____ Material shown

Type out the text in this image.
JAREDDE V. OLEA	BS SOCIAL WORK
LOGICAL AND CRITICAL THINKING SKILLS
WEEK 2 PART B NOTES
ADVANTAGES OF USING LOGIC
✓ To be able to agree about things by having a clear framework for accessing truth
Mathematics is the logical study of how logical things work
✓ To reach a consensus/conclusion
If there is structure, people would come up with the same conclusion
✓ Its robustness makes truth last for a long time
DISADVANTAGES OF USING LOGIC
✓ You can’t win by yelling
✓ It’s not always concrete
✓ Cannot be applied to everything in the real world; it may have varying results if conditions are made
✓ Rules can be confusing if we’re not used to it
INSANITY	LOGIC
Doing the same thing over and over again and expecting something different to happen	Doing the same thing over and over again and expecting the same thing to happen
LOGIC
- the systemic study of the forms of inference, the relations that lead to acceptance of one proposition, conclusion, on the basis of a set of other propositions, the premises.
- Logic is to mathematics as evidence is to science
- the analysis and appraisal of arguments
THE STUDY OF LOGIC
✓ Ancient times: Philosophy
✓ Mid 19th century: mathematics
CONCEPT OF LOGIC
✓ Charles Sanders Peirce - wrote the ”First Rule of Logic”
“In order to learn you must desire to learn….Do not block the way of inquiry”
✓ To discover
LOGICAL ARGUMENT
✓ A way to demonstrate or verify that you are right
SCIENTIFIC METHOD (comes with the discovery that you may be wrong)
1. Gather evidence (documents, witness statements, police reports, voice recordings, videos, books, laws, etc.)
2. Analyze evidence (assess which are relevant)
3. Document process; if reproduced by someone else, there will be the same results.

________

Aim: Write out every record verbatim.

Result:
Type out the text in this image.
JAREDDE V. OLEA	BS SOCIAL WORK
LOGICAL AND CRITICAL THINKING SKILLS
WEEK 2 PART B NOTES
ADVANTAGES OF USING LOGIC
✓ To be able to agree about things by having a clear framework for accessing truth
Mathematics is the logical study of how logical things work
✓ To reach a consensus/conclusion
If there is structure, people would come up with the same conclusion
✓ Its robustness makes truth last for a long time
DISADVANTAGES OF USING LOGIC
✓ You can’t win by yelling
✓ It’s not always concrete
✓ Cannot be applied to everything in the real world; it may have varying results if conditions are made
✓ Rules can be confusing if we’re not used to it
INSANITY	LOGIC
Doing the same thing over and over again and expecting something different to happen	Doing the same thing over and over again and expecting the same thing to happen
LOGIC
- the systemic study of the forms of inference, the relations that lead to acceptance of one proposition, conclusion, on the basis of a set of other propositions, the premises.
- Logic is to mathematics as evidence is to science
- the analysis and appraisal of arguments
THE STUDY OF LOGIC
✓ Ancient times: Philosophy
✓ Mid 19th century: mathematics
CONCEPT OF LOGIC
✓ Charles Sanders Peirce - wrote the ”First Rule of Logic”
“In order to learn you must desire to learn….Do not block the way of inquiry”
✓ To discover
LOGICAL ARGUMENT
✓ A way to demonstrate or verify that you are right
SCIENTIFIC METHOD (comes with the discovery that you may be wrong)
1. Gather evidence (documents, witness statements, police reports, voice recordings, videos, books, laws, etc.)
2. Analyze evidence (assess which are relevant)
3. Document process; if reproduced by someone else, there will be the same results.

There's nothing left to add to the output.